--- START ---
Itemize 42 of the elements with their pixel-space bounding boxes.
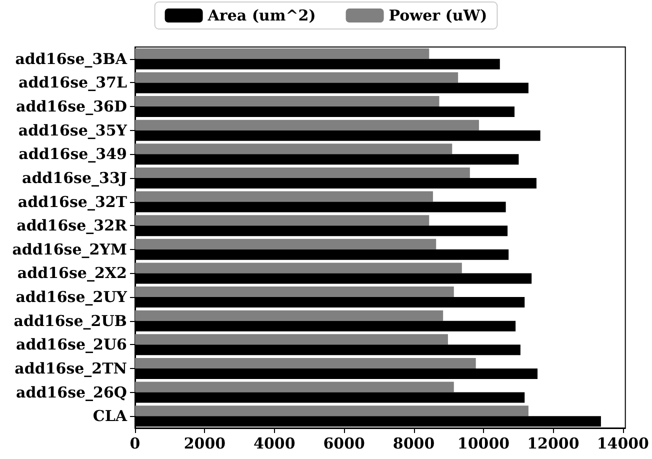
y-tick-label: add16se_2TN: [14, 359, 128, 378]
bar: [135, 382, 454, 392]
bar: [135, 120, 479, 130]
bar: [135, 286, 454, 298]
bar: [135, 238, 436, 250]
y-tick-label: add16se_2U6: [16, 336, 127, 354]
x-tick-label: 14000: [596, 434, 649, 452]
y-tick-label: add16se_32R: [16, 216, 128, 235]
bar: [135, 96, 440, 107]
y-tick-label: add16se_36D: [16, 98, 127, 116]
y-tick-label: add16se_2YM: [12, 240, 127, 258]
bar: [135, 262, 462, 274]
y-tick-label: add16se_35Y: [18, 121, 128, 140]
y-tick-label: add16se_32T: [18, 192, 128, 211]
bar: [135, 334, 448, 345]
bar: [135, 72, 458, 83]
y-tick-label: add16se_2X2: [17, 264, 127, 282]
y-tick-label: add16se_33J: [22, 168, 127, 187]
bar: [135, 358, 476, 368]
bar: [135, 144, 452, 154]
legend-label: Power (uW): [388, 6, 488, 24]
bar: [135, 48, 430, 59]
y-tick-label: add16se_2UB: [14, 312, 127, 330]
x-tick-label: 12000: [527, 434, 580, 452]
x-tick-label: 2000: [184, 434, 226, 452]
y-tick-label: add16se_3BA: [15, 50, 128, 68]
y-tick-label: CLA: [92, 407, 128, 426]
x-tick-label: 8000: [392, 434, 435, 452]
y-tick-label: add16se_2UY: [16, 288, 128, 306]
bar: [135, 215, 430, 226]
y-tick-label: add16se_26Q: [16, 383, 127, 402]
bar: [135, 310, 444, 321]
y-tick-label: add16se_37L: [18, 74, 128, 92]
x-tick-label: 0: [130, 434, 140, 452]
bar: [135, 406, 528, 416]
x-tick-label: 10000: [457, 434, 510, 452]
bar: [135, 167, 470, 178]
bar: [135, 191, 433, 202]
x-tick-label: 4000: [254, 434, 296, 452]
y-tick-label: add16se_349: [18, 145, 127, 164]
legend-label: Area (um^2): [206, 6, 316, 24]
x-tick-label: 6000: [323, 434, 365, 452]
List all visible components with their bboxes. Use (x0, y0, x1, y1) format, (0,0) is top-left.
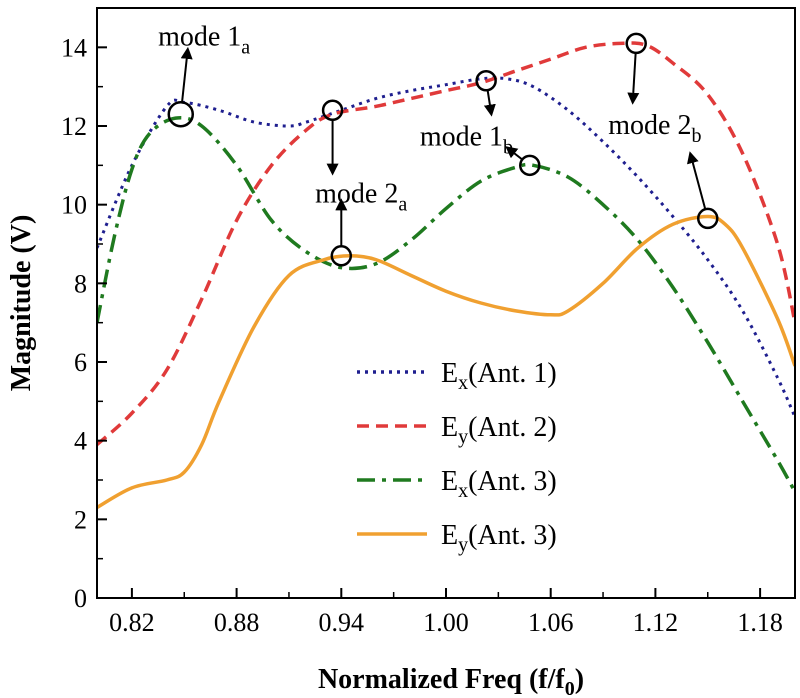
annotation-layer: mode 1a mode 2a mode 1b mode 2b (158, 21, 719, 267)
x-tick-label: 1.00 (423, 608, 469, 637)
mode-label: mode 2a (315, 179, 407, 216)
x-tick-label: 0.94 (319, 608, 365, 637)
x-tick-label: 0.88 (214, 608, 260, 637)
mode-marker-circle (167, 100, 195, 128)
mode-label: mode 2b (608, 110, 701, 147)
legend-label-4: Ey(Ant. 3) (441, 520, 557, 556)
series-line-1 (97, 76, 795, 418)
x-tick-label: 1.18 (737, 608, 783, 637)
mode-arrow (505, 146, 523, 161)
mode-label: mode 1b (420, 122, 513, 159)
x-tick-label: 0.82 (109, 608, 155, 637)
y-axis-title: Magnitude (V) (6, 215, 37, 392)
y-tick-label: 8 (74, 269, 87, 298)
series-line-4 (97, 214, 795, 510)
legend: Ex(Ant. 1) Ey(Ant. 2) Ex(Ant. 3) Ey(Ant. 3) (357, 358, 557, 556)
y-tick-label: 10 (61, 191, 87, 220)
legend-label-1: Ex(Ant. 1) (441, 358, 557, 394)
mode-marker-circle (475, 70, 497, 92)
mode-arrow (627, 52, 640, 105)
mode-marker-circle (519, 154, 541, 177)
y-tick-label: 2 (74, 505, 87, 534)
series-line-2 (97, 41, 795, 446)
axis-ticks: 0.82 0.88 0.94 1.00 1.06 1.12 1.18 0 2 4 6 8 10 12 14 (61, 33, 783, 637)
x-tick-label: 1.06 (528, 608, 574, 637)
x-axis-title: Normalized Freq (f/f0) (318, 664, 584, 698)
mode-marker-circle (321, 99, 344, 122)
mode-label: mode 1a (158, 21, 250, 58)
legend-label-3: Ex(Ant. 3) (441, 466, 557, 502)
y-tick-label: 14 (61, 33, 87, 62)
mode-arrow (180, 46, 193, 103)
series-line-3 (97, 115, 795, 493)
x-tick-label: 1.12 (633, 608, 679, 637)
y-tick-label: 4 (74, 427, 87, 456)
series-layer (97, 41, 795, 510)
y-tick-label: 6 (74, 348, 87, 377)
y-tick-label: 12 (61, 112, 87, 141)
mode-marker-circle (625, 32, 647, 55)
mode-marker-circle (697, 207, 719, 230)
legend-label-2: Ey(Ant. 2) (441, 412, 557, 448)
mode-arrow (483, 89, 496, 117)
y-tick-label: 0 (74, 584, 87, 613)
mode-arrow (686, 151, 707, 210)
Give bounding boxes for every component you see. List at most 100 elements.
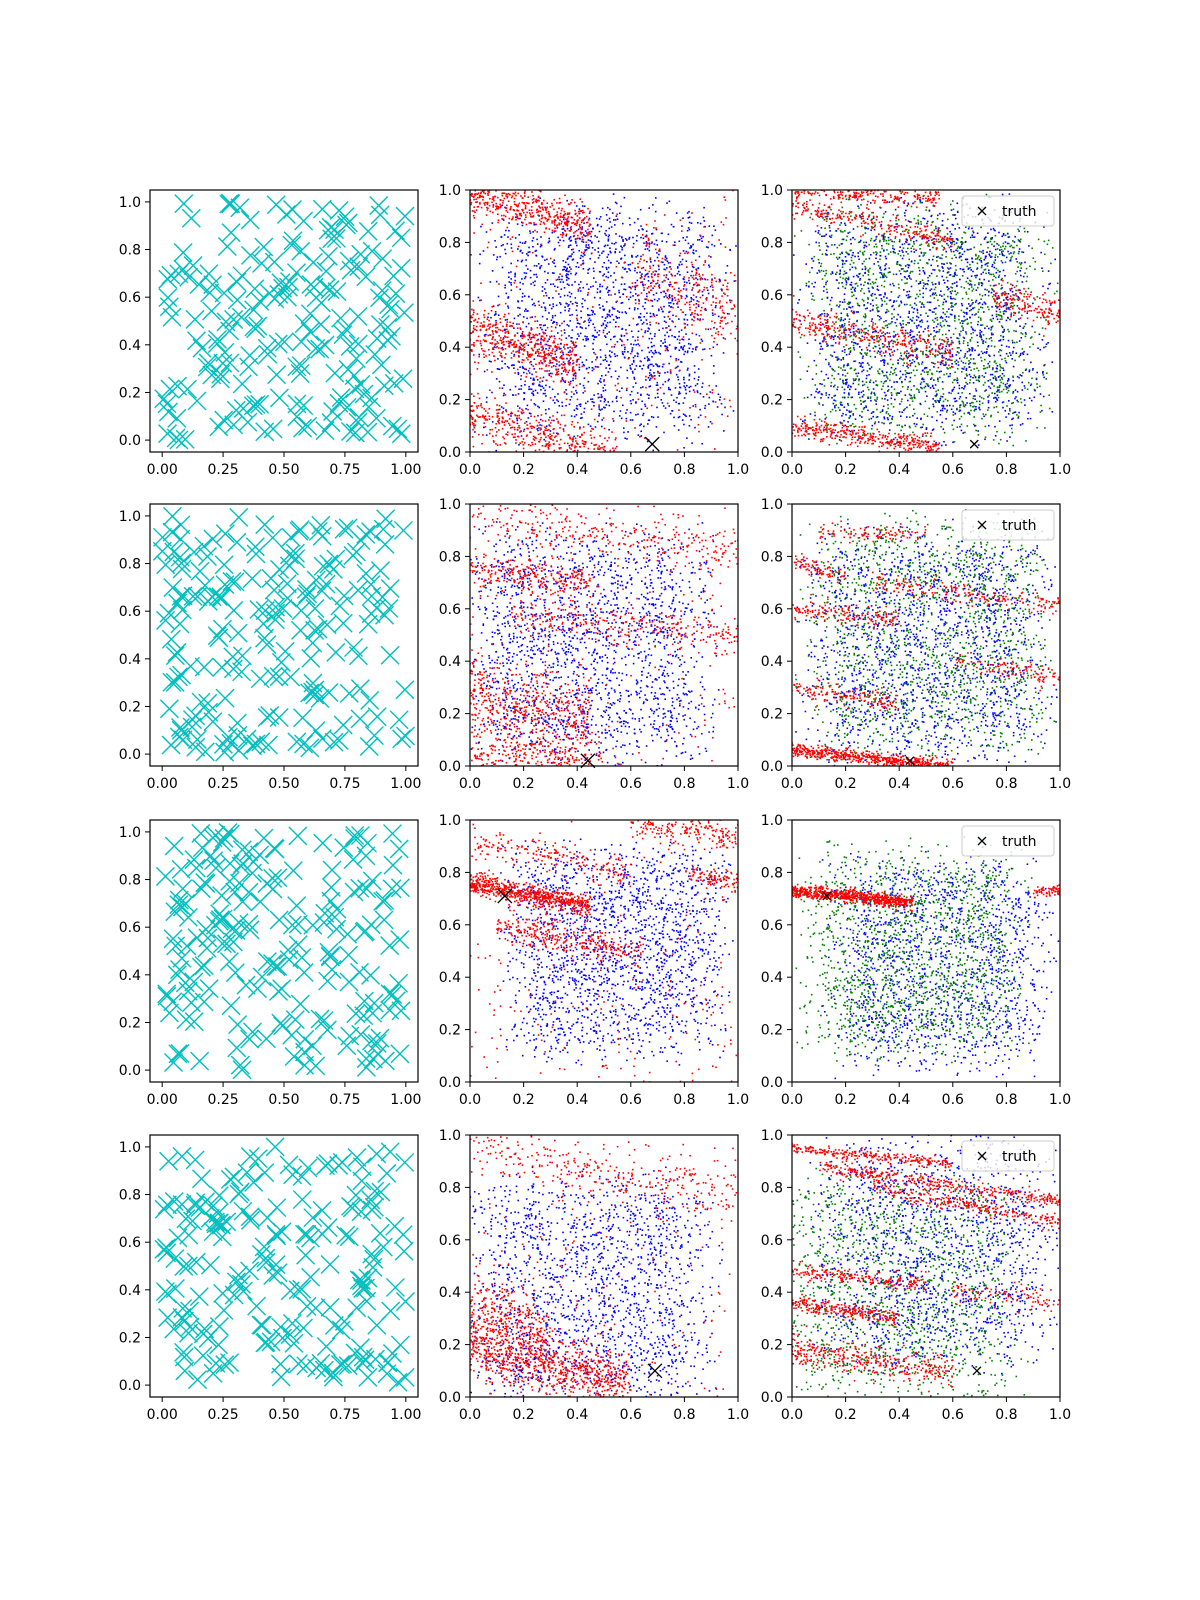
point-blue xyxy=(664,341,666,343)
point-blue xyxy=(576,408,579,410)
point-blue xyxy=(735,245,737,247)
point-red xyxy=(584,441,587,444)
point-blue xyxy=(597,223,599,226)
point-red xyxy=(711,389,714,391)
point-green xyxy=(972,362,975,365)
point-green xyxy=(839,224,841,226)
point-green xyxy=(984,381,986,384)
point-blue xyxy=(559,281,562,283)
point-red xyxy=(520,411,523,413)
point-green xyxy=(974,314,976,316)
point-red xyxy=(497,221,499,224)
point-green xyxy=(861,434,864,436)
point-green xyxy=(953,320,956,322)
point-red xyxy=(513,200,516,203)
point-red xyxy=(549,335,551,338)
point-blue xyxy=(635,402,637,404)
point-blue xyxy=(605,301,608,303)
point-green xyxy=(887,403,889,406)
point-blue xyxy=(542,324,545,327)
point-blue xyxy=(637,336,639,339)
point-blue xyxy=(627,264,630,266)
point-blue xyxy=(610,226,613,228)
point-red xyxy=(647,299,650,302)
point-blue xyxy=(541,362,543,364)
point-green xyxy=(952,297,955,300)
point-red xyxy=(650,299,652,302)
point-red xyxy=(497,408,500,411)
point-red xyxy=(570,423,573,426)
point-red xyxy=(564,368,567,370)
point-green xyxy=(999,379,1001,381)
point-blue xyxy=(514,279,516,282)
point-green xyxy=(1001,318,1003,320)
point-blue xyxy=(682,346,684,349)
point-red xyxy=(612,447,614,449)
point-green xyxy=(1003,375,1005,377)
point-green xyxy=(1036,383,1038,385)
point-green xyxy=(830,234,833,237)
point-red xyxy=(679,369,681,372)
point-red xyxy=(695,271,698,274)
point-red xyxy=(684,252,686,255)
point-green xyxy=(931,372,933,375)
point-blue xyxy=(651,351,654,354)
point-red xyxy=(724,293,726,295)
point-red xyxy=(524,368,526,370)
point-green xyxy=(967,282,969,285)
point-blue xyxy=(637,353,639,355)
point-blue xyxy=(666,296,669,299)
point-blue xyxy=(590,398,592,401)
point-blue xyxy=(661,366,664,368)
point-blue xyxy=(642,237,645,240)
point-green xyxy=(995,276,997,279)
point-red xyxy=(716,328,718,330)
point-blue xyxy=(569,240,572,242)
point-blue xyxy=(649,324,652,326)
point-red xyxy=(473,324,475,327)
point-blue xyxy=(581,302,583,305)
point-blue xyxy=(616,317,618,319)
point-red xyxy=(508,418,511,420)
point-blue xyxy=(486,396,488,399)
point-green xyxy=(946,359,949,361)
point-green xyxy=(941,339,943,341)
point-red xyxy=(667,297,670,300)
point-red xyxy=(541,339,543,341)
point-blue xyxy=(537,429,539,432)
point-red xyxy=(518,348,521,350)
point-green xyxy=(988,360,991,363)
x-marker xyxy=(282,235,302,255)
point-blue xyxy=(516,323,518,325)
point-green xyxy=(982,397,985,400)
point-green xyxy=(1029,337,1032,339)
point-red xyxy=(531,191,533,193)
point-red xyxy=(652,279,654,282)
point-blue xyxy=(696,284,698,287)
point-blue xyxy=(648,394,650,397)
point-green xyxy=(845,198,848,200)
point-red xyxy=(566,219,568,221)
point-green xyxy=(889,373,891,376)
point-red xyxy=(601,446,603,449)
point-blue xyxy=(591,361,593,363)
point-red xyxy=(640,328,643,331)
x-marker xyxy=(325,363,345,383)
point-green xyxy=(936,316,938,319)
point-red xyxy=(697,291,699,293)
point-red xyxy=(502,338,504,341)
point-blue xyxy=(587,314,589,316)
point-red xyxy=(470,203,472,206)
point-green xyxy=(926,415,929,417)
point-red xyxy=(491,201,493,204)
point-blue xyxy=(678,318,680,320)
point-green xyxy=(984,436,987,439)
point-blue xyxy=(477,296,480,299)
point-red xyxy=(684,326,686,328)
point-red xyxy=(495,205,497,208)
point-red xyxy=(470,315,472,317)
point-red xyxy=(523,350,525,352)
point-red xyxy=(665,276,667,279)
point-green xyxy=(813,299,815,301)
point-green xyxy=(825,394,828,396)
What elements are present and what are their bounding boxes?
--- END ---
**WRITTEN TASK**
Copy out the lines of the data from the one with "point-blue xyxy=(664,341,666,343)" up to and including the one with "point-green xyxy=(861,434,864,436)", reproducing each line verbatim.

**RESPONSE BELOW**
point-blue xyxy=(664,341,666,343)
point-blue xyxy=(576,408,579,410)
point-blue xyxy=(735,245,737,247)
point-red xyxy=(584,441,587,444)
point-blue xyxy=(597,223,599,226)
point-red xyxy=(711,389,714,391)
point-green xyxy=(972,362,975,365)
point-green xyxy=(839,224,841,226)
point-green xyxy=(984,381,986,384)
point-blue xyxy=(559,281,562,283)
point-red xyxy=(520,411,523,413)
point-green xyxy=(974,314,976,316)
point-red xyxy=(497,221,499,224)
point-green xyxy=(861,434,864,436)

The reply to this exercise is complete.